┌─ DATA PROVIDED

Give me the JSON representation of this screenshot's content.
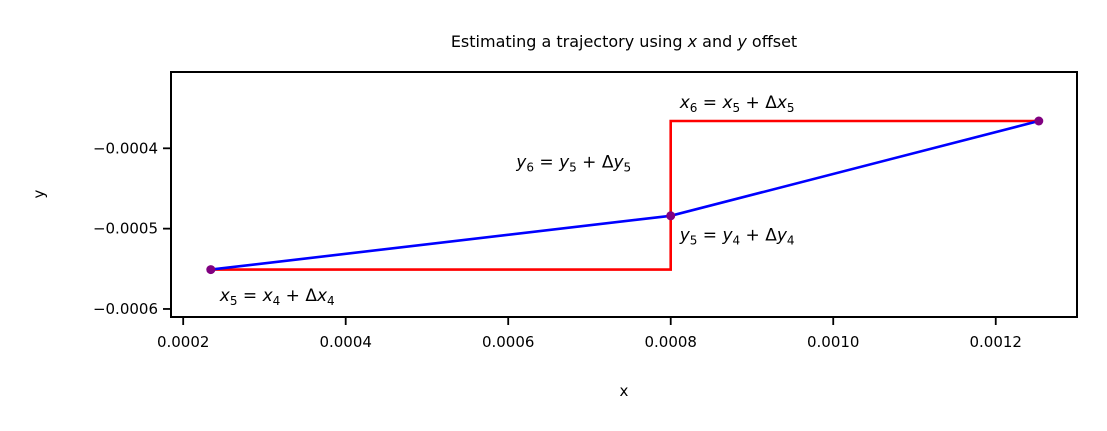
{
  "chart_data": {
    "type": "line",
    "title": {
      "prefix": "Estimating a trajectory using ",
      "var1": "x",
      "middle": " and ",
      "var2": "y",
      "suffix": " offset"
    },
    "xlabel": "x",
    "ylabel": "y",
    "xlim": [
      0.000185,
      0.0013
    ],
    "ylim": [
      -0.00061,
      -0.000305
    ],
    "xticks": [
      {
        "value": 0.0002,
        "label": "0.0002"
      },
      {
        "value": 0.0004,
        "label": "0.0004"
      },
      {
        "value": 0.0006,
        "label": "0.0006"
      },
      {
        "value": 0.0008,
        "label": "0.0008"
      },
      {
        "value": 0.001,
        "label": "0.0010"
      },
      {
        "value": 0.0012,
        "label": "0.0012"
      }
    ],
    "yticks": [
      {
        "value": -0.0004,
        "label": "−0.0004"
      },
      {
        "value": -0.0005,
        "label": "−0.0005"
      },
      {
        "value": -0.0006,
        "label": "−0.0006"
      }
    ],
    "series": [
      {
        "role": "trajectory",
        "color": "#0000ff",
        "x": [
          0.000234,
          0.0008,
          0.001253
        ],
        "y": [
          -0.000551,
          -0.000484,
          -0.000366
        ]
      },
      {
        "role": "offsets",
        "color": "#ff0000",
        "x": [
          0.000234,
          0.0008,
          0.0008,
          0.001253
        ],
        "y": [
          -0.000551,
          -0.000551,
          -0.000366,
          -0.000366
        ]
      }
    ],
    "points": {
      "color": "#800080",
      "x": [
        0.000234,
        0.0008,
        0.001253
      ],
      "y": [
        -0.000551,
        -0.000484,
        -0.000366
      ]
    },
    "annotations": [
      {
        "id": "x5",
        "x": 0.000245,
        "y": -0.00059,
        "lhs_var": "x",
        "lhs_sub": "5",
        "rhs_var": "x",
        "rhs_sub": "4",
        "delta_var": "x",
        "delta_sub": "4"
      },
      {
        "id": "y5",
        "x": 0.000811,
        "y": -0.000515,
        "lhs_var": "y",
        "lhs_sub": "5",
        "rhs_var": "y",
        "rhs_sub": "4",
        "delta_var": "y",
        "delta_sub": "4"
      },
      {
        "id": "y6",
        "x": 0.00061,
        "y": -0.000424,
        "lhs_var": "y",
        "lhs_sub": "6",
        "rhs_var": "y",
        "rhs_sub": "5",
        "delta_var": "y",
        "delta_sub": "5"
      },
      {
        "id": "x6",
        "x": 0.000811,
        "y": -0.00035,
        "lhs_var": "x",
        "lhs_sub": "6",
        "rhs_var": "x",
        "rhs_sub": "5",
        "delta_var": "x",
        "delta_sub": "5"
      }
    ],
    "symbols": {
      "equals": " = ",
      "plus": " + ",
      "delta": "Δ"
    },
    "grid": false,
    "legend": "none"
  }
}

└─

Copy every record character for character. Skip the pictures.

Give me the JSON representation of this screenshot's content.
{
  "chart_data": {
    "type": "line",
    "title": {
      "prefix": "Estimating a trajectory using ",
      "var1": "x",
      "middle": " and ",
      "var2": "y",
      "suffix": " offset"
    },
    "xlabel": "x",
    "ylabel": "y",
    "xlim": [
      0.000185,
      0.0013
    ],
    "ylim": [
      -0.00061,
      -0.000305
    ],
    "xticks": [
      {
        "value": 0.0002,
        "label": "0.0002"
      },
      {
        "value": 0.0004,
        "label": "0.0004"
      },
      {
        "value": 0.0006,
        "label": "0.0006"
      },
      {
        "value": 0.0008,
        "label": "0.0008"
      },
      {
        "value": 0.001,
        "label": "0.0010"
      },
      {
        "value": 0.0012,
        "label": "0.0012"
      }
    ],
    "yticks": [
      {
        "value": -0.0004,
        "label": "−0.0004"
      },
      {
        "value": -0.0005,
        "label": "−0.0005"
      },
      {
        "value": -0.0006,
        "label": "−0.0006"
      }
    ],
    "series": [
      {
        "role": "trajectory",
        "color": "#0000ff",
        "x": [
          0.000234,
          0.0008,
          0.001253
        ],
        "y": [
          -0.000551,
          -0.000484,
          -0.000366
        ]
      },
      {
        "role": "offsets",
        "color": "#ff0000",
        "x": [
          0.000234,
          0.0008,
          0.0008,
          0.001253
        ],
        "y": [
          -0.000551,
          -0.000551,
          -0.000366,
          -0.000366
        ]
      }
    ],
    "points": {
      "color": "#800080",
      "x": [
        0.000234,
        0.0008,
        0.001253
      ],
      "y": [
        -0.000551,
        -0.000484,
        -0.000366
      ]
    },
    "annotations": [
      {
        "id": "x5",
        "x": 0.000245,
        "y": -0.00059,
        "lhs_var": "x",
        "lhs_sub": "5",
        "rhs_var": "x",
        "rhs_sub": "4",
        "delta_var": "x",
        "delta_sub": "4"
      },
      {
        "id": "y5",
        "x": 0.000811,
        "y": -0.000515,
        "lhs_var": "y",
        "lhs_sub": "5",
        "rhs_var": "y",
        "rhs_sub": "4",
        "delta_var": "y",
        "delta_sub": "4"
      },
      {
        "id": "y6",
        "x": 0.00061,
        "y": -0.000424,
        "lhs_var": "y",
        "lhs_sub": "6",
        "rhs_var": "y",
        "rhs_sub": "5",
        "delta_var": "y",
        "delta_sub": "5"
      },
      {
        "id": "x6",
        "x": 0.000811,
        "y": -0.00035,
        "lhs_var": "x",
        "lhs_sub": "6",
        "rhs_var": "x",
        "rhs_sub": "5",
        "delta_var": "x",
        "delta_sub": "5"
      }
    ],
    "symbols": {
      "equals": " = ",
      "plus": " + ",
      "delta": "Δ"
    },
    "grid": false,
    "legend": "none"
  }
}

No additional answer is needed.